• **Objective**
Lay out the rows from the one containing "nav-link-support[interactable]: Hỗ Trợ" through the one containing "format-desc: Xem báo" as a numbered list, skipping any blank lines.

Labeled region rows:

-- BEGIN --

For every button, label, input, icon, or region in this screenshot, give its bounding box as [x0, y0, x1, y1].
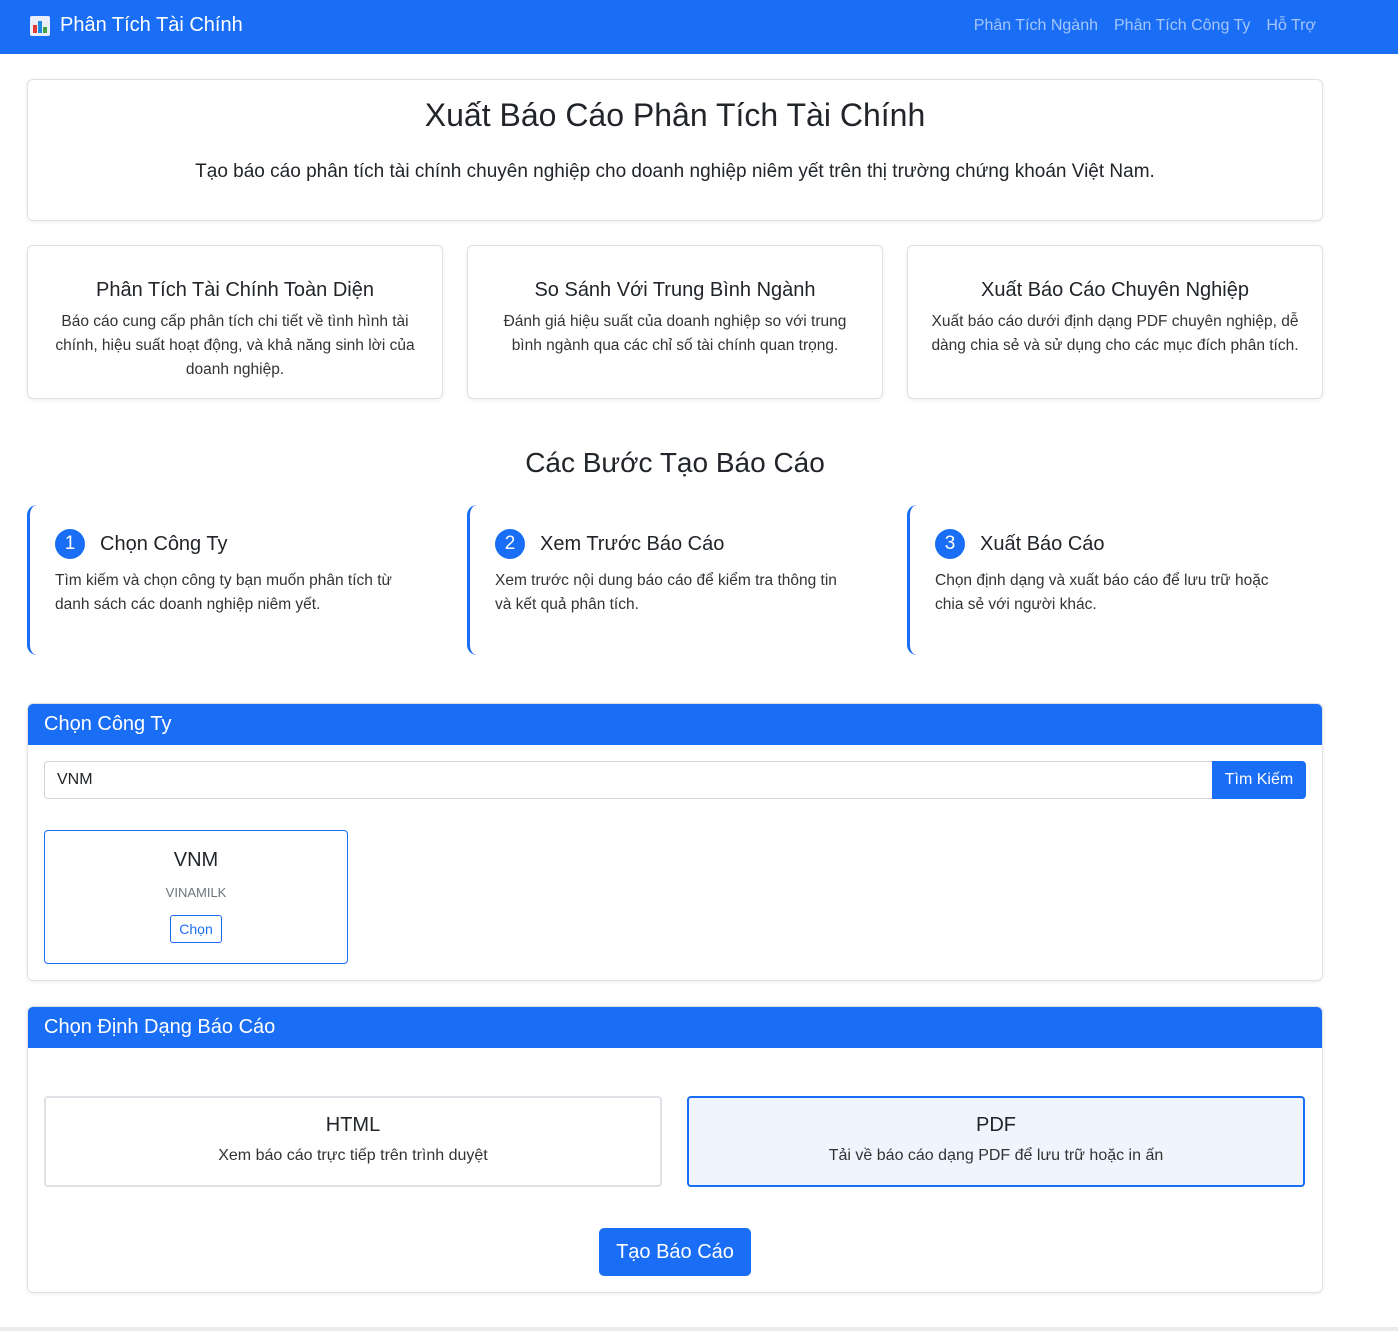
nav-link-support[interactable]: Hỗ Trợ [1266, 17, 1316, 35]
company-result-card[interactable]: VNM VINAMILK Chọn [44, 830, 348, 964]
step-desc: Xem trước nội dung báo cáo để kiểm tra t… [495, 572, 837, 613]
step-desc: Chọn định dạng và xuất báo cáo để lưu tr… [935, 572, 1269, 613]
feature-card-comprehensive: Phân Tích Tài Chính Toàn Diện Báo cáo cu… [27, 245, 443, 399]
company-search-input[interactable] [44, 761, 1212, 799]
step-3: 3 Xuất Báo Cáo Chọn định dạng và xuất bá… [907, 505, 1323, 655]
format-desc: Xem báo cáo trực tiếp trên trình duyệt [218, 1147, 488, 1164]
feature-card-export: Xuất Báo Cáo Chuyên Nghiệp Xuất báo cáo … [907, 245, 1323, 399]
hero-card: Xuất Báo Cáo Phân Tích Tài Chính Tạo báo… [27, 79, 1323, 221]
step-title: Chọn Công Ty [100, 532, 228, 555]
step-number: 3 [935, 529, 965, 559]
panel-header: Chọn Công Ty [28, 704, 1322, 745]
chart-icon [30, 15, 50, 36]
search-row: Tìm Kiếm [44, 761, 1306, 799]
format-name: PDF [976, 1114, 1016, 1136]
step-desc: Tìm kiếm và chọn công ty bạn muốn phân t… [55, 572, 392, 613]
nav-link-company-analysis[interactable]: Phân Tích Công Ty [1114, 17, 1250, 35]
feature-title: So Sánh Với Trung Bình Ngành [534, 279, 816, 301]
format-option-pdf[interactable]: PDF Tải về báo cáo dạng PDF để lưu trữ h… [687, 1096, 1305, 1187]
nav-links: Phân Tích Ngành Phân Tích Công Ty Hỗ Trợ [974, 17, 1316, 35]
feature-desc: Xuất báo cáo dưới định dạng PDF chuyên n… [931, 313, 1299, 354]
search-button[interactable]: Tìm Kiếm [1212, 761, 1306, 799]
company-select-panel: Chọn Công Ty Tìm Kiếm VNM VINAMILK Chọn [27, 703, 1323, 981]
page-subtitle: Tạo báo cáo phân tích tài chính chuyên n… [195, 161, 1155, 182]
create-report-button[interactable]: Tạo Báo Cáo [599, 1228, 751, 1276]
company-name: VINAMILK [165, 885, 227, 900]
feature-card-compare: So Sánh Với Trung Bình Ngành Đánh giá hi… [467, 245, 883, 399]
step-2: 2 Xem Trước Báo Cáo Xem trước nội dung b… [467, 505, 883, 655]
step-title: Xuất Báo Cáo [980, 532, 1105, 555]
format-option-html[interactable]: HTML Xem báo cáo trực tiếp trên trình du… [44, 1096, 662, 1187]
feature-title: Xuất Báo Cáo Chuyên Nghiệp [981, 279, 1249, 301]
step-title: Xem Trước Báo Cáo [540, 532, 725, 555]
step-number: 2 [495, 529, 525, 559]
feature-title: Phân Tích Tài Chính Toàn Diện [96, 279, 374, 301]
choose-company-button[interactable]: Chọn [170, 915, 222, 943]
format-name: HTML [325, 1114, 381, 1136]
format-desc: Tải về báo cáo dạng PDF để lưu trữ hoặc … [828, 1147, 1164, 1164]
format-select-panel: Chọn Định Dạng Báo Cáo HTML Xem báo cáo … [27, 1006, 1323, 1293]
navbar: Phân Tích Tài Chính Phân Tích Ngành Phân… [0, 0, 1398, 54]
step-1: 1 Chọn Công Ty Tìm kiếm và chọn công ty … [27, 505, 443, 655]
feature-desc: Báo cáo cung cấp phân tích chi tiết về t… [55, 313, 415, 378]
page-title: Xuất Báo Cáo Phân Tích Tài Chính [424, 97, 926, 133]
steps-heading: Các Bước Tạo Báo Cáo [525, 447, 825, 478]
brand-title: Phân Tích Tài Chính [60, 14, 243, 36]
feature-desc: Đánh giá hiệu suất của doanh nghiệp so v… [503, 313, 847, 354]
step-number: 1 [55, 529, 85, 559]
panel-header: Chọn Định Dạng Báo Cáo [28, 1007, 1322, 1048]
brand[interactable]: Phân Tích Tài Chính [30, 14, 243, 37]
nav-link-industry-analysis[interactable]: Phân Tích Ngành [974, 17, 1098, 35]
page-bottom-divider [0, 1327, 1398, 1331]
company-ticker: VNM [173, 849, 219, 871]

-- END --

• **The completed task**
1. nav-link-support[interactable]: Hỗ Trợ [1266, 17, 1316, 35]
2. company-result-card[interactable]: VNM VINAMILK Chọn [44, 830, 348, 964]
3. step-desc: Xem trước nội dung báo cáo để kiểm tra t… [495, 572, 837, 613]
4. step-desc: Chọn định dạng và xuất báo cáo để lưu tr… [935, 572, 1269, 613]
5. feature-card-comprehensive: Phân Tích Tài Chính Toàn Diện Báo cáo cu… [27, 245, 443, 399]
6. company-search-input[interactable] [44, 761, 1212, 799]
7. step-3: 3 Xuất Báo Cáo Chọn định dạng và xuất bá… [907, 505, 1323, 655]
8. format-desc: Xem báo cáo trực tiếp trên trình duyệt [218, 1147, 488, 1164]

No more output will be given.